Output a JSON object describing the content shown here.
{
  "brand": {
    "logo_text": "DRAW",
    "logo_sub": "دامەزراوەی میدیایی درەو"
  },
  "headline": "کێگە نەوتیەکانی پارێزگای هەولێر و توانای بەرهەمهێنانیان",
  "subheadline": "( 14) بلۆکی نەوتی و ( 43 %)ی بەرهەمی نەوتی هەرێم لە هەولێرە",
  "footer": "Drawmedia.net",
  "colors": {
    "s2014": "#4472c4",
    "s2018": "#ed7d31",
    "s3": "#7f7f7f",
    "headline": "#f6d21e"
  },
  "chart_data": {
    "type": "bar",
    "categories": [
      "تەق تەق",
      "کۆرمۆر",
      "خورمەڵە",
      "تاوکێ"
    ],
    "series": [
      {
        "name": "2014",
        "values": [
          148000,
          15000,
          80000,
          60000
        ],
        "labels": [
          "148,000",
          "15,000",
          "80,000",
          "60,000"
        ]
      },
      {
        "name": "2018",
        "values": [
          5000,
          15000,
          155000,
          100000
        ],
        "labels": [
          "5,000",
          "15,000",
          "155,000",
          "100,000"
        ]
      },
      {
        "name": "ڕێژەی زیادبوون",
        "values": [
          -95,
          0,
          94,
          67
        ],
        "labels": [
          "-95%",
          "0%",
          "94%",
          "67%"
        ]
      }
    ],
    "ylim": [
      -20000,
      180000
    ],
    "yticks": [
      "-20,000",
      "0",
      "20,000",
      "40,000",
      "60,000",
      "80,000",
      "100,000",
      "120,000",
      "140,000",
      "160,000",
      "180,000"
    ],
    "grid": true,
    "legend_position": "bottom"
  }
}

Job: Gather each line that holds "name".

Solved exercise:
        "name": "2014",
        "name": "2018",
        "name": "ڕێژەی زیادبوون",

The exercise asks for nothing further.